Records that describe figures
+--
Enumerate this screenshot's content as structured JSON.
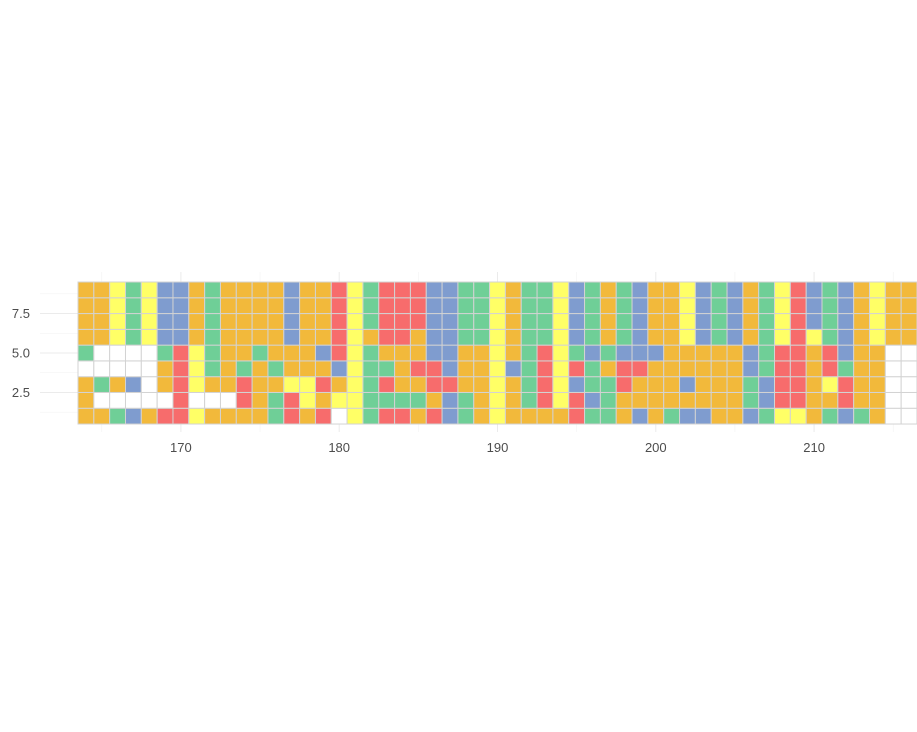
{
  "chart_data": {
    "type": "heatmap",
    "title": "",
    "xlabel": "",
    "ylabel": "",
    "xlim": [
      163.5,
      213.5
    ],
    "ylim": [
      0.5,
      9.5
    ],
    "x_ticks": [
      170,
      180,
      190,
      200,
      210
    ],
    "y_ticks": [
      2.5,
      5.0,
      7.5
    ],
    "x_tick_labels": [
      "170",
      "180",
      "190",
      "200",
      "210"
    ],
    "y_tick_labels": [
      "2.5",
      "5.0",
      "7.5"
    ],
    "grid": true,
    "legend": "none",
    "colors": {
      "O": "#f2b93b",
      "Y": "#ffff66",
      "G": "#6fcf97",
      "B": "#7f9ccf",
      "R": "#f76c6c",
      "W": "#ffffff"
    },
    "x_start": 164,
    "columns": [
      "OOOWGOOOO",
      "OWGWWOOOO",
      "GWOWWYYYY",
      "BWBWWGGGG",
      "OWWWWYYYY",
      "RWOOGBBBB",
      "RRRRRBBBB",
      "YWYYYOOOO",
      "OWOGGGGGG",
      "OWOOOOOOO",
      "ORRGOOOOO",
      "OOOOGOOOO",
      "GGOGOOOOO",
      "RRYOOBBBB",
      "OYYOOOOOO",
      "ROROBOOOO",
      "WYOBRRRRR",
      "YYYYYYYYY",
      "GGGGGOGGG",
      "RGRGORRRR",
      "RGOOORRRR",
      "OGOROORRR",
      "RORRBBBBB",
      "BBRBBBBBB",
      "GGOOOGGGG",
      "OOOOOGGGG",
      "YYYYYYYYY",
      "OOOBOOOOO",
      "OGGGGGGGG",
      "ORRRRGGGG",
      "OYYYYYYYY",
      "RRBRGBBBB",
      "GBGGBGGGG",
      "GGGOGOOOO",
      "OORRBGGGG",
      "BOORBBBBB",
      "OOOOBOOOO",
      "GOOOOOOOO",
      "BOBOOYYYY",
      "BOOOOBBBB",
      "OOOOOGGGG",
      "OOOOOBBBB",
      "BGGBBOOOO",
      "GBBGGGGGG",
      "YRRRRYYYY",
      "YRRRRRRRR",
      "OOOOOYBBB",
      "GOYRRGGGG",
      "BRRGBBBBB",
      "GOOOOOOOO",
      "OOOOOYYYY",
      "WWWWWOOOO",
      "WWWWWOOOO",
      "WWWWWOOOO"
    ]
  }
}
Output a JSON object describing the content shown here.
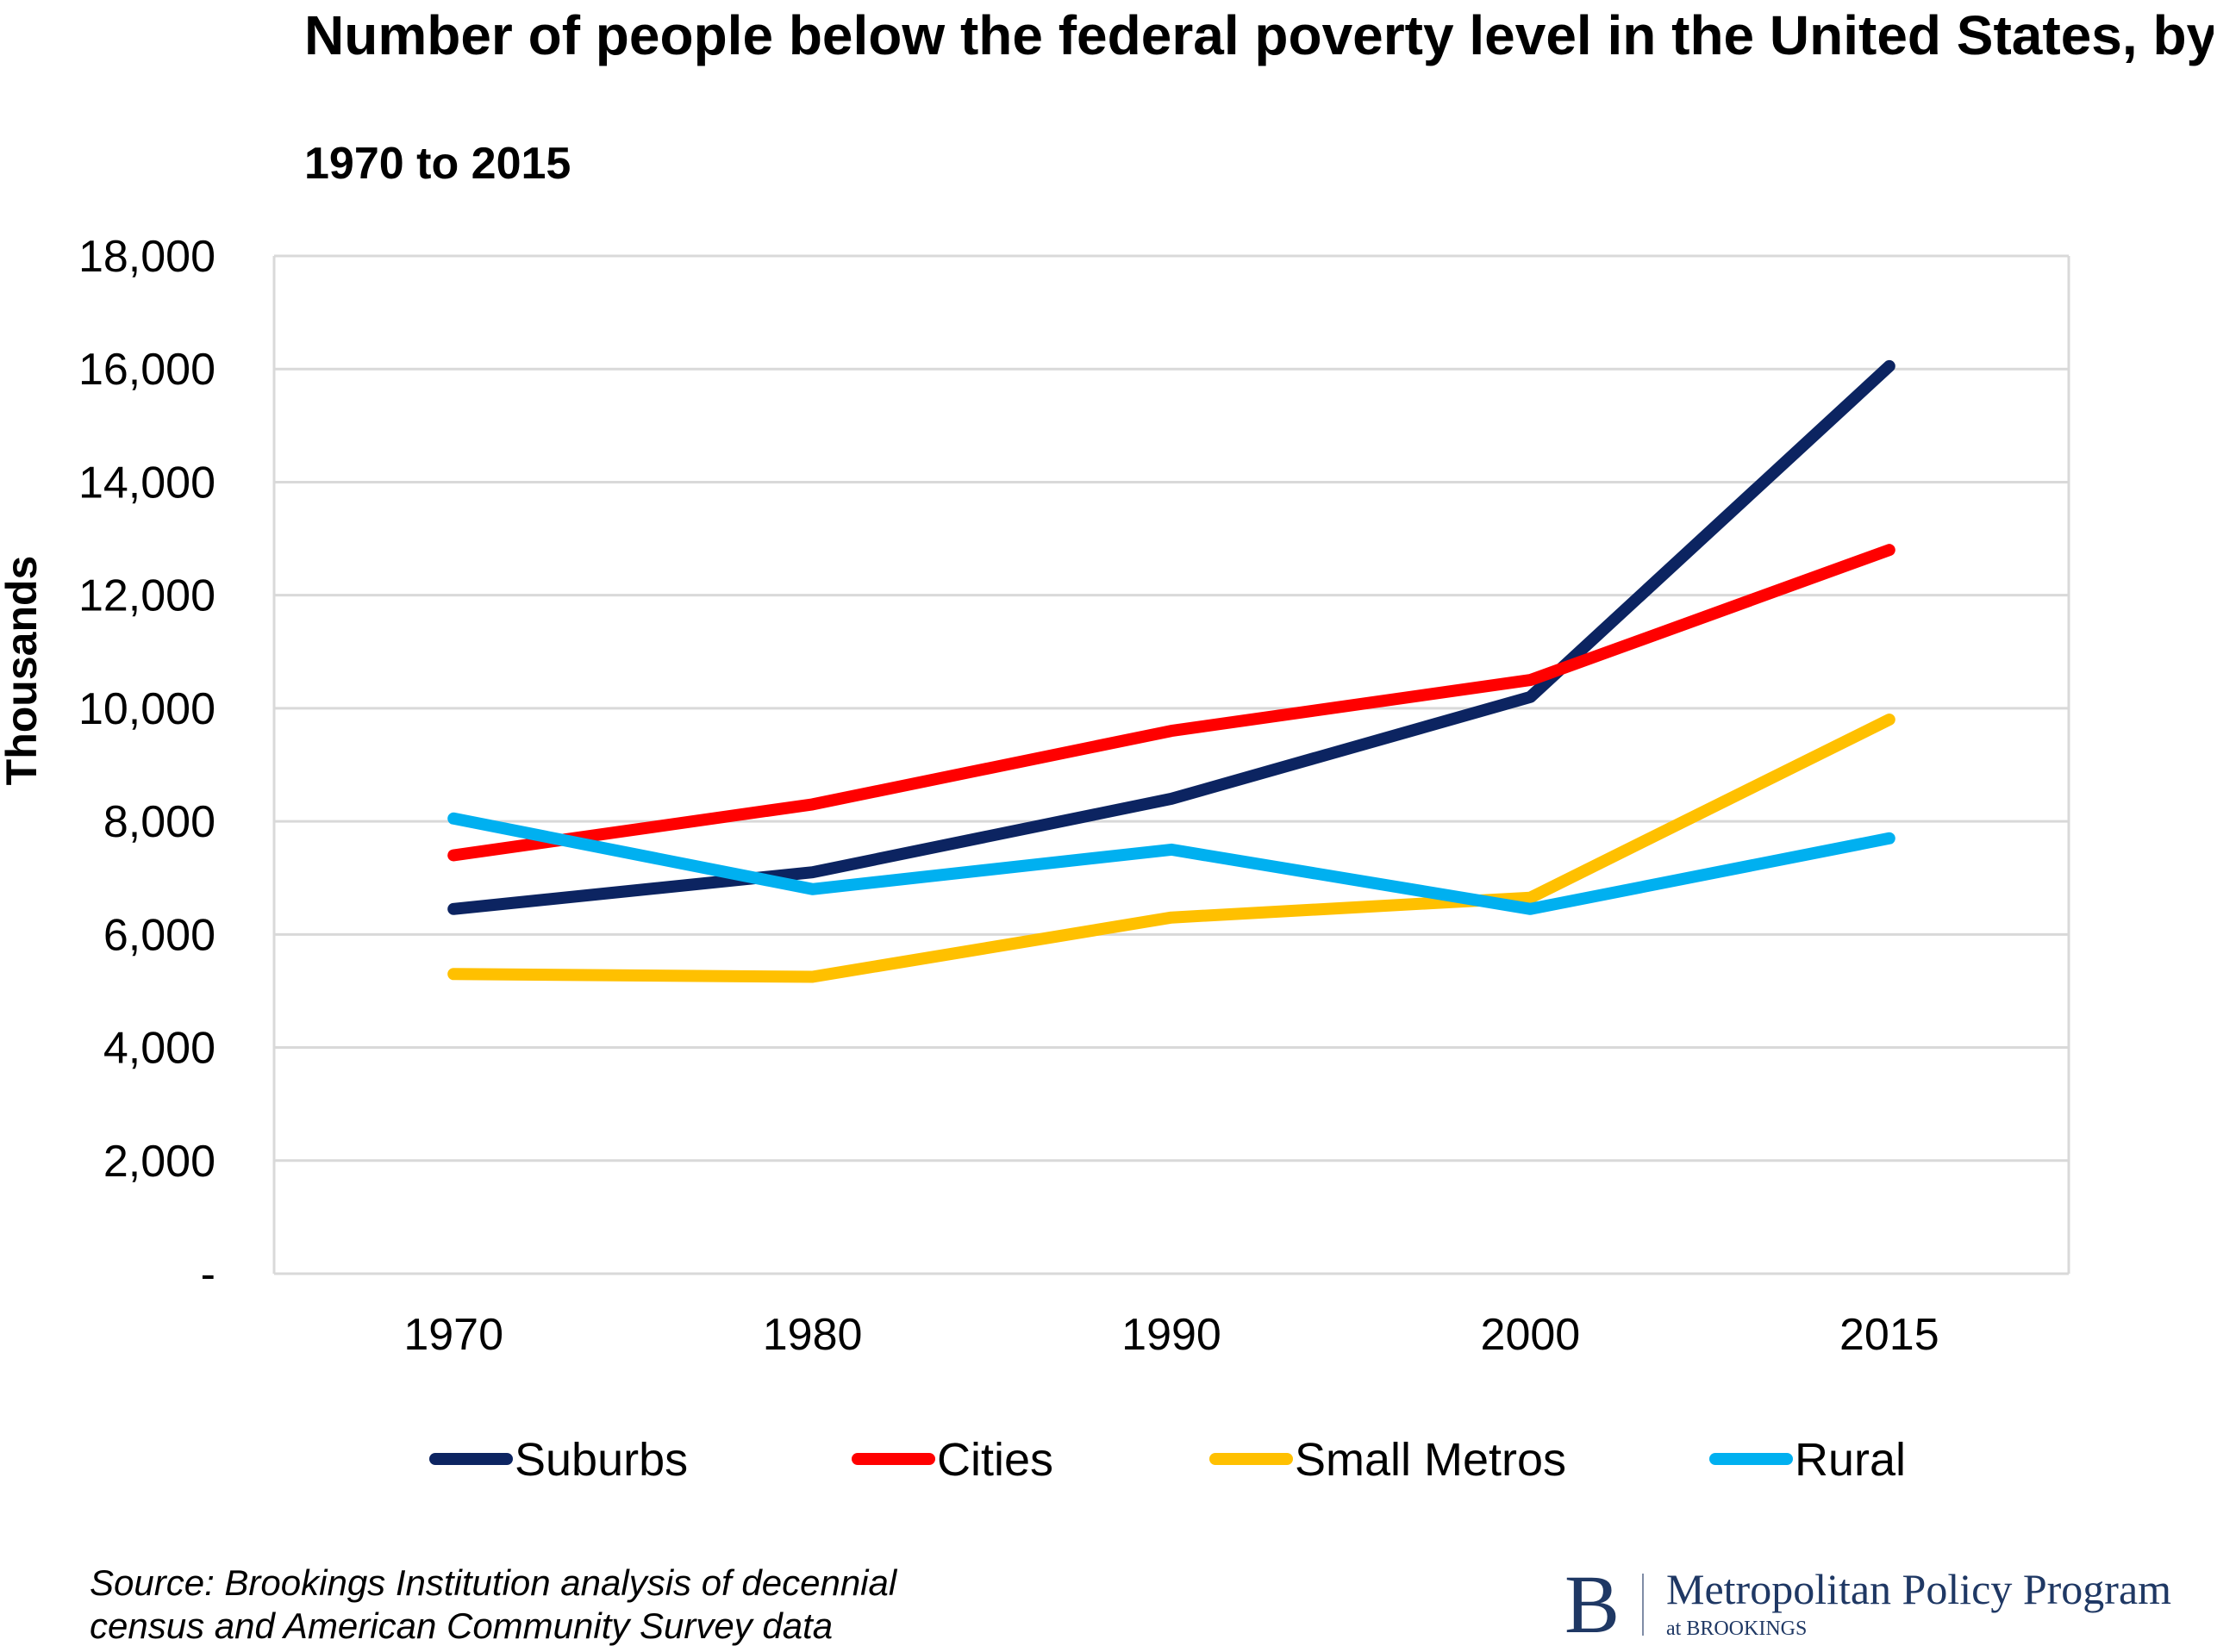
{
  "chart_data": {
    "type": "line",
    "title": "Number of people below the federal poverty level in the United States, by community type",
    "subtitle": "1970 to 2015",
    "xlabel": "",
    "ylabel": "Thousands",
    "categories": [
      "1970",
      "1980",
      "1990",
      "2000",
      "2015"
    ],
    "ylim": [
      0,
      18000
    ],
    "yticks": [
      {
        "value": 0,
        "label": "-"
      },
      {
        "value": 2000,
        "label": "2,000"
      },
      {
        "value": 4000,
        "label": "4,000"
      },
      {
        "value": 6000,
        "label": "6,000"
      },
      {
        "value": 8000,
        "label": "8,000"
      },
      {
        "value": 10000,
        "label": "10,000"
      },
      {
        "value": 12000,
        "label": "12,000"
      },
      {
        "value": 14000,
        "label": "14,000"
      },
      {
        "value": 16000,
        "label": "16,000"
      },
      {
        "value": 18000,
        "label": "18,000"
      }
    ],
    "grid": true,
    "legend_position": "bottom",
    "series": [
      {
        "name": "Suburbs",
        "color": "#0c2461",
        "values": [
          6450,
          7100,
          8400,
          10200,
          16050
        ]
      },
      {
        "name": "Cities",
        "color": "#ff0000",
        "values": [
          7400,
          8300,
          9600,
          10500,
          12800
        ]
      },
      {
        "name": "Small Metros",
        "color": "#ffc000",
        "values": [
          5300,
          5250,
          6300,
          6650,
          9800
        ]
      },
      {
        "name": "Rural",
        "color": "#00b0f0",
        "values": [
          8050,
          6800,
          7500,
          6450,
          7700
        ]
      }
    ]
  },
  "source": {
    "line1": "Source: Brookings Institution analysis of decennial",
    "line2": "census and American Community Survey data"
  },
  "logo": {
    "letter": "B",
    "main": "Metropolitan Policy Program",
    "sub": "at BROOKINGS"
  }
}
+--
-- Task instructions --
Pick out the lines above containing the word "name", then copy them.

-- Response for this exercise --
        "name": "Suburbs",
        "name": "Cities",
        "name": "Small Metros",
        "name": "Rural",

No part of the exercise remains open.